▶ SET PROBLEM: Go through the material below and copy each line where the word "name" appears.

▶ RECORDS FOR THIS EXERCISE:
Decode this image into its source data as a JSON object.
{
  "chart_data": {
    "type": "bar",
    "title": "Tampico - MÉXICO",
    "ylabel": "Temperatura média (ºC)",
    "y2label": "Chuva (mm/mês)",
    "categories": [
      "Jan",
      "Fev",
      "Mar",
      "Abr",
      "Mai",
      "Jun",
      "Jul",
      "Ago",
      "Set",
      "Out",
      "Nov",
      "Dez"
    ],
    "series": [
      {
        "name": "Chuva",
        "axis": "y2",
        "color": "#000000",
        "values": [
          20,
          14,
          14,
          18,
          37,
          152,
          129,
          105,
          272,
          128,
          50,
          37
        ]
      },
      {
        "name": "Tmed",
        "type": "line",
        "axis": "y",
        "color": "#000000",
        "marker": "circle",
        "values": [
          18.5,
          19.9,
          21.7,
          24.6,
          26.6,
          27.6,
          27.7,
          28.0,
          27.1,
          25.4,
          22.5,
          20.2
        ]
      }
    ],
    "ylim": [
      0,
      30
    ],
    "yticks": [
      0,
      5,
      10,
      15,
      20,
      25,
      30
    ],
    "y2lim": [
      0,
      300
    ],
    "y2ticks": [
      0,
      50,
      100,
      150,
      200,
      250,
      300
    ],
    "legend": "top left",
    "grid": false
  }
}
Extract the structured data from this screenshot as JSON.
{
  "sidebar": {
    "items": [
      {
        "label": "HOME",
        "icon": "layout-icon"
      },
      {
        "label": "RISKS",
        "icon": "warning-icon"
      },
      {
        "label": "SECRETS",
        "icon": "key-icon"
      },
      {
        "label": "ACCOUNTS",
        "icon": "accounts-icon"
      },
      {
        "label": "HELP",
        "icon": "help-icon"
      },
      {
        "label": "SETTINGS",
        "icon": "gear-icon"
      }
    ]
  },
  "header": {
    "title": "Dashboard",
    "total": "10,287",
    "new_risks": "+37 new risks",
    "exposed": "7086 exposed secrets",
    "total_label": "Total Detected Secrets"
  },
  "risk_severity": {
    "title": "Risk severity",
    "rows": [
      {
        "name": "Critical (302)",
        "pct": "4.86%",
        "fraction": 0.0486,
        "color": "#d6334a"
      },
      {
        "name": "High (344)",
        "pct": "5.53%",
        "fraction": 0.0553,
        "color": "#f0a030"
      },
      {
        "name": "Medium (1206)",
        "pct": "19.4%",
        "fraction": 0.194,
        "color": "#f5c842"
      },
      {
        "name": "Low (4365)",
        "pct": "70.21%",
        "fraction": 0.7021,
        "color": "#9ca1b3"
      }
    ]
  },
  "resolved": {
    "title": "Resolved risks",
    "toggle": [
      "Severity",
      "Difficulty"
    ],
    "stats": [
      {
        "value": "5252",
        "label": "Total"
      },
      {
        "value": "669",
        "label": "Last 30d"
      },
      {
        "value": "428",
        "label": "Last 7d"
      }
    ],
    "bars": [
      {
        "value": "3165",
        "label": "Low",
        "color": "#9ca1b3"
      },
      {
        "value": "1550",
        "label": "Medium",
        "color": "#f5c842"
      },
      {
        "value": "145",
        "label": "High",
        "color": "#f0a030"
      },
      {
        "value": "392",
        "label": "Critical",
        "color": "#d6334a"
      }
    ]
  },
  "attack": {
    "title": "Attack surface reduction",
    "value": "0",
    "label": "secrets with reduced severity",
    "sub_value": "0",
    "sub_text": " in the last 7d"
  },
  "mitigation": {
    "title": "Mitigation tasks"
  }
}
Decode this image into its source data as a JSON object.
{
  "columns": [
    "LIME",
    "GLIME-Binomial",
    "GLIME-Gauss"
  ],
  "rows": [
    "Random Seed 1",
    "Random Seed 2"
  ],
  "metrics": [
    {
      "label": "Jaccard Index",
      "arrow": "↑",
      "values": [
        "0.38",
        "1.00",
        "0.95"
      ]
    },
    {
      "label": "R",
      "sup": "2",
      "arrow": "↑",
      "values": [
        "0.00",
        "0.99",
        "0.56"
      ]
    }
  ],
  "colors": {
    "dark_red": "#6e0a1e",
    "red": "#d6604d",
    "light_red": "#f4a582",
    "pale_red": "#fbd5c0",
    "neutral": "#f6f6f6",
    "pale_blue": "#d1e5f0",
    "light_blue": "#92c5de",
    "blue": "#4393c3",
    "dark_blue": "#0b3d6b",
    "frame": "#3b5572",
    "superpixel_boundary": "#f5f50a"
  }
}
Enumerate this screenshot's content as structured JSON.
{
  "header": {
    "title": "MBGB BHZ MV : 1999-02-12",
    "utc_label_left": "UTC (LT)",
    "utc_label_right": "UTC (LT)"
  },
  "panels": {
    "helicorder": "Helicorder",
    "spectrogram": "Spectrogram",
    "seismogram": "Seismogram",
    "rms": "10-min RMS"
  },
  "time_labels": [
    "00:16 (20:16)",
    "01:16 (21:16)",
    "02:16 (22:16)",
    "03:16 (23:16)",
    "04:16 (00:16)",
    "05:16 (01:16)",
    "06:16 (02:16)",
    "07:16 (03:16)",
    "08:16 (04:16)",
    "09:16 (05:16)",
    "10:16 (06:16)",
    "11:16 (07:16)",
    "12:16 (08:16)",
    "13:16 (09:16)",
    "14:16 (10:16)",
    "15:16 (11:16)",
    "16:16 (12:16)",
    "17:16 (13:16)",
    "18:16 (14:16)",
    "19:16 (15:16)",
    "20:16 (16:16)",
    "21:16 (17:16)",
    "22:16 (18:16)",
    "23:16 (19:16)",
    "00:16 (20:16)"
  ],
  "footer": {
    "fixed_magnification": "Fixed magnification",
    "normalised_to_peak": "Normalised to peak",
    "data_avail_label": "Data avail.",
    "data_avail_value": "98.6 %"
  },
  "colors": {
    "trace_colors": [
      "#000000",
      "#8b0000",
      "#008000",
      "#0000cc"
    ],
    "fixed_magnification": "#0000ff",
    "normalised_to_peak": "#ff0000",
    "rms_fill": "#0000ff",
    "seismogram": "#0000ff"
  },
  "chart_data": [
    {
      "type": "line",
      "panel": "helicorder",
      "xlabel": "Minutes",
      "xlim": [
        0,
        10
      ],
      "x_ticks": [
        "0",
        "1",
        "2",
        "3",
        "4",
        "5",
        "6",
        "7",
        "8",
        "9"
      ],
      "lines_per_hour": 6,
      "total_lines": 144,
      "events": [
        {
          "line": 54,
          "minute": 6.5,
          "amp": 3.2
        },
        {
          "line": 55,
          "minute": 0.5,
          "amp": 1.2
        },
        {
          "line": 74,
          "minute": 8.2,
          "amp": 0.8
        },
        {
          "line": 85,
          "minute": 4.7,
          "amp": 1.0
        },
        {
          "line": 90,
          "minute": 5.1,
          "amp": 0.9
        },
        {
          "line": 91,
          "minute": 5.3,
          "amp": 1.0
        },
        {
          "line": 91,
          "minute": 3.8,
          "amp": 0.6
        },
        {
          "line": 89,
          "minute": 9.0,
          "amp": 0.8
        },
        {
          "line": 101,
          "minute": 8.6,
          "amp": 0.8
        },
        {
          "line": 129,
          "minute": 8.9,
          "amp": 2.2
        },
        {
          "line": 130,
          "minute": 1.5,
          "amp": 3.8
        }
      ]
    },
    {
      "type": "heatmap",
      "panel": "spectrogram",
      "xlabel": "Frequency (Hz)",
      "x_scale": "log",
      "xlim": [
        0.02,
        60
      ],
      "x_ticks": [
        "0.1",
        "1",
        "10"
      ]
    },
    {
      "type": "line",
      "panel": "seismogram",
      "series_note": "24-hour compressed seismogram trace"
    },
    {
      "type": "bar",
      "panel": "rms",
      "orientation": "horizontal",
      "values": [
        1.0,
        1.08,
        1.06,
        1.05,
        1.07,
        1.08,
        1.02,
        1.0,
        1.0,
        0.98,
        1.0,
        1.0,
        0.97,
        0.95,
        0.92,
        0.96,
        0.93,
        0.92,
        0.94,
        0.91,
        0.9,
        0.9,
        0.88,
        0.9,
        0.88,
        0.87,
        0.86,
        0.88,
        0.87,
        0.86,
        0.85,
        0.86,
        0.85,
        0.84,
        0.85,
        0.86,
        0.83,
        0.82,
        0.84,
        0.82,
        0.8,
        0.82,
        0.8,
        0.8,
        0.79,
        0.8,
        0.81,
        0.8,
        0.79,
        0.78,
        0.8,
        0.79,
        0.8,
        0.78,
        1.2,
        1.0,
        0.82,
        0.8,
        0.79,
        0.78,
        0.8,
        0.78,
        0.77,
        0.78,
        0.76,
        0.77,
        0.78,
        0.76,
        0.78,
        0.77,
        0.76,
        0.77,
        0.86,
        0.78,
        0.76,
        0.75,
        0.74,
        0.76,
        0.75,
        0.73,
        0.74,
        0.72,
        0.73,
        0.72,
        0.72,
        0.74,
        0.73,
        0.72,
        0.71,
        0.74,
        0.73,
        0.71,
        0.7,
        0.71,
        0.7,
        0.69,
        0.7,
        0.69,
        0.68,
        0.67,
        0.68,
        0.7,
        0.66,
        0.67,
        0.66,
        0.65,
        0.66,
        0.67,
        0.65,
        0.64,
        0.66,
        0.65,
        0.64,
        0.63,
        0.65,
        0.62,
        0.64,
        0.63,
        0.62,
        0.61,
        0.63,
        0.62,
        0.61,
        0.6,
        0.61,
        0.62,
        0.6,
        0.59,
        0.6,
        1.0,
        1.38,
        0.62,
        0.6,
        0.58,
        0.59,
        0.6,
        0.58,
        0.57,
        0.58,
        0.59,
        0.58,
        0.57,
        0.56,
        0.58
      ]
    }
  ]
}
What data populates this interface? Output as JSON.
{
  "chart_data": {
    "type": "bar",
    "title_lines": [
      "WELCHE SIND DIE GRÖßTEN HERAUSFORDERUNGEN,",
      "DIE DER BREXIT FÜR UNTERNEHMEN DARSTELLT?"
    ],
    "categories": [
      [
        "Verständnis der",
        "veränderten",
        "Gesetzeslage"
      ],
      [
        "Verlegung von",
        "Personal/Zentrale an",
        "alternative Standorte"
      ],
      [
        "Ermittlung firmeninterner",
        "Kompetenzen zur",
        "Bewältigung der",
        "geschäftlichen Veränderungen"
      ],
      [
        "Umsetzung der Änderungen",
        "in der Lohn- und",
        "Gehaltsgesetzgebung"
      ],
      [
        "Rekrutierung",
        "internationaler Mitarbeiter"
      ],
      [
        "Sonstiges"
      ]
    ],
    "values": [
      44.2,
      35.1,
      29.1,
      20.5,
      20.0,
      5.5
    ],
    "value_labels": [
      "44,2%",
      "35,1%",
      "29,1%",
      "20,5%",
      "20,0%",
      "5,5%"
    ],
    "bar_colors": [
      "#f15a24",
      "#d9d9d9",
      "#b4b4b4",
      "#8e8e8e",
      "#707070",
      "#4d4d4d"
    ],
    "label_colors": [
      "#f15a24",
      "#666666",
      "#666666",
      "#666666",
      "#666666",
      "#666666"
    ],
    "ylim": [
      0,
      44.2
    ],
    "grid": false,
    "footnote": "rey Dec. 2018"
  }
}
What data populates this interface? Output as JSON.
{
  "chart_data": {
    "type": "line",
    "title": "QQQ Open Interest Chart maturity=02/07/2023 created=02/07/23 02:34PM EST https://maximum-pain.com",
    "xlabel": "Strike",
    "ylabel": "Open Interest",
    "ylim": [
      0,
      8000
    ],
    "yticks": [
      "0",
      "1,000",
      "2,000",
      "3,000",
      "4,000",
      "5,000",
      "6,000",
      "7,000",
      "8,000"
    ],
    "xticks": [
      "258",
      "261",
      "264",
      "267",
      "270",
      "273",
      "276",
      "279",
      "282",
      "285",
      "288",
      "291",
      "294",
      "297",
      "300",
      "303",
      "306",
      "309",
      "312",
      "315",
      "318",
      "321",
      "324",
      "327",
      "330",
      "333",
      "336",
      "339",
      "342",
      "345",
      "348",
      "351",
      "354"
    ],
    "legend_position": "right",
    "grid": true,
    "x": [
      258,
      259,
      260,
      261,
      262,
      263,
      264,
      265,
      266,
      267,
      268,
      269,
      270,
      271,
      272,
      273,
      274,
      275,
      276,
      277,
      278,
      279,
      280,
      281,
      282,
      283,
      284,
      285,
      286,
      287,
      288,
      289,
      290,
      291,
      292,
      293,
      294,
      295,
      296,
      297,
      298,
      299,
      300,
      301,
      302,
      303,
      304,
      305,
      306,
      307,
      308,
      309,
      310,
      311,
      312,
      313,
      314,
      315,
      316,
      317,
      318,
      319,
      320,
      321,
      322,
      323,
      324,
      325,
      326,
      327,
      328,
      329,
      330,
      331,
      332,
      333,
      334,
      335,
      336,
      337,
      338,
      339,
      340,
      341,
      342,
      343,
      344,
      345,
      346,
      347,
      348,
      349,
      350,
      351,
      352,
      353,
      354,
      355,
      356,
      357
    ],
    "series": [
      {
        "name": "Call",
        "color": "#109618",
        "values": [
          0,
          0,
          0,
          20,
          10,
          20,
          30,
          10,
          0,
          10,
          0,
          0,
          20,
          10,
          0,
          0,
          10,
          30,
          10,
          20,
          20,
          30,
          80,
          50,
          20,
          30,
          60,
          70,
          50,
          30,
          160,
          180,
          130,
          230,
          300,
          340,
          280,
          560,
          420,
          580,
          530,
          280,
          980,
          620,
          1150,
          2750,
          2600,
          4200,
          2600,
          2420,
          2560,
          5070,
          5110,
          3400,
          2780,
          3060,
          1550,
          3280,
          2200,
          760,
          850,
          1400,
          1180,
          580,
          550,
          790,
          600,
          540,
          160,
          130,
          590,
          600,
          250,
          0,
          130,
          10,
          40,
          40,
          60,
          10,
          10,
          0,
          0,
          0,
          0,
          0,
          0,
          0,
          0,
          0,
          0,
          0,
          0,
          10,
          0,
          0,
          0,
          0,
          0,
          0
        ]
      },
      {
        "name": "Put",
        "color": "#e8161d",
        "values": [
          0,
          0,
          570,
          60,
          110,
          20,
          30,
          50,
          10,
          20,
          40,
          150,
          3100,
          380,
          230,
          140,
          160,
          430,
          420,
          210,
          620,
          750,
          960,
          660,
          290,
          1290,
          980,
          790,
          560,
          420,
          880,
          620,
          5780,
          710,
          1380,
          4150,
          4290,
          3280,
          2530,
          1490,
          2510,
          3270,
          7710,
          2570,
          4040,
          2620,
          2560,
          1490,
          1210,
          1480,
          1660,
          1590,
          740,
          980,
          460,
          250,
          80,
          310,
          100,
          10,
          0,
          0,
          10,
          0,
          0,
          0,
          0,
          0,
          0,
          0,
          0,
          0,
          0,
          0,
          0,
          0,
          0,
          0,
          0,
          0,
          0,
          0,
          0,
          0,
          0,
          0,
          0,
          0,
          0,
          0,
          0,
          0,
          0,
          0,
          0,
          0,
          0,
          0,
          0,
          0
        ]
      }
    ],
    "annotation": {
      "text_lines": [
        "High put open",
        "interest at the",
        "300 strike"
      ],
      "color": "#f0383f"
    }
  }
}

▶ TASK RESULT:
        "name": "Chuva",
        "name": "Tmed",
        "name": "Critical (302)",
        "name": "High (344)",
        "name": "Medium (1206)",
        "name": "Low (4365)",
        "name": "Call",
        "name": "Put",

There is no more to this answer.